Figure contents as structured data:
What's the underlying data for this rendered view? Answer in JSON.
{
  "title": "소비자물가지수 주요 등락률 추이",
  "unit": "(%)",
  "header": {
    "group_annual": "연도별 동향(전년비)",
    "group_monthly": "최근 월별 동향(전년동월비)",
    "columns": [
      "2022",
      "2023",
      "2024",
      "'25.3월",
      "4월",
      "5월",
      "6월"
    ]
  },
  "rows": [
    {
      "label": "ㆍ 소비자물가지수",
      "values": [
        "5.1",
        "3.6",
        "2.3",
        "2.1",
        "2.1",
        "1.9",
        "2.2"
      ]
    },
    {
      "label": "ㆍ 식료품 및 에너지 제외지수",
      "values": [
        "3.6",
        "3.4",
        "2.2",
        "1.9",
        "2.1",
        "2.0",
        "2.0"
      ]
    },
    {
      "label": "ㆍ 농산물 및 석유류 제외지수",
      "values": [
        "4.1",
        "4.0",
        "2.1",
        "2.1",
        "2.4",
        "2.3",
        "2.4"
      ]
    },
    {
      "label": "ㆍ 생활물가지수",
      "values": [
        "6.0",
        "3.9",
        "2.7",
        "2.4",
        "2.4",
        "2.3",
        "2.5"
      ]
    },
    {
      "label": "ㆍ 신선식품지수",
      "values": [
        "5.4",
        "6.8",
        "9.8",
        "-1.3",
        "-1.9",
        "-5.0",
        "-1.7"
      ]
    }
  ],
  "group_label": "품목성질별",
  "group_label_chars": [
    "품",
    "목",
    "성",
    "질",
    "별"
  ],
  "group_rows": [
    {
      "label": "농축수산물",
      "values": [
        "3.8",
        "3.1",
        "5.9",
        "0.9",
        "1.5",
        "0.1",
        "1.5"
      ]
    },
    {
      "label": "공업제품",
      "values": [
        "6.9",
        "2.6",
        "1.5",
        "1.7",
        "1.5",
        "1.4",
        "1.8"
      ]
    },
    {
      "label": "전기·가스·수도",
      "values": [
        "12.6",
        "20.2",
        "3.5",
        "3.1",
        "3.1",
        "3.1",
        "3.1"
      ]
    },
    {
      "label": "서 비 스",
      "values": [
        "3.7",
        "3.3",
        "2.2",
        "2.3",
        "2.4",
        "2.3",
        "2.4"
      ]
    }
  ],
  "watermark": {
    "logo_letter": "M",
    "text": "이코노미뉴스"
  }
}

* [Exercise description]: Extract all lines containing the word "소비자물가지수".

* [Exercise output]:
  "title": "소비자물가지수 주요 등락률 추이",
      "label": "ㆍ 소비자물가지수",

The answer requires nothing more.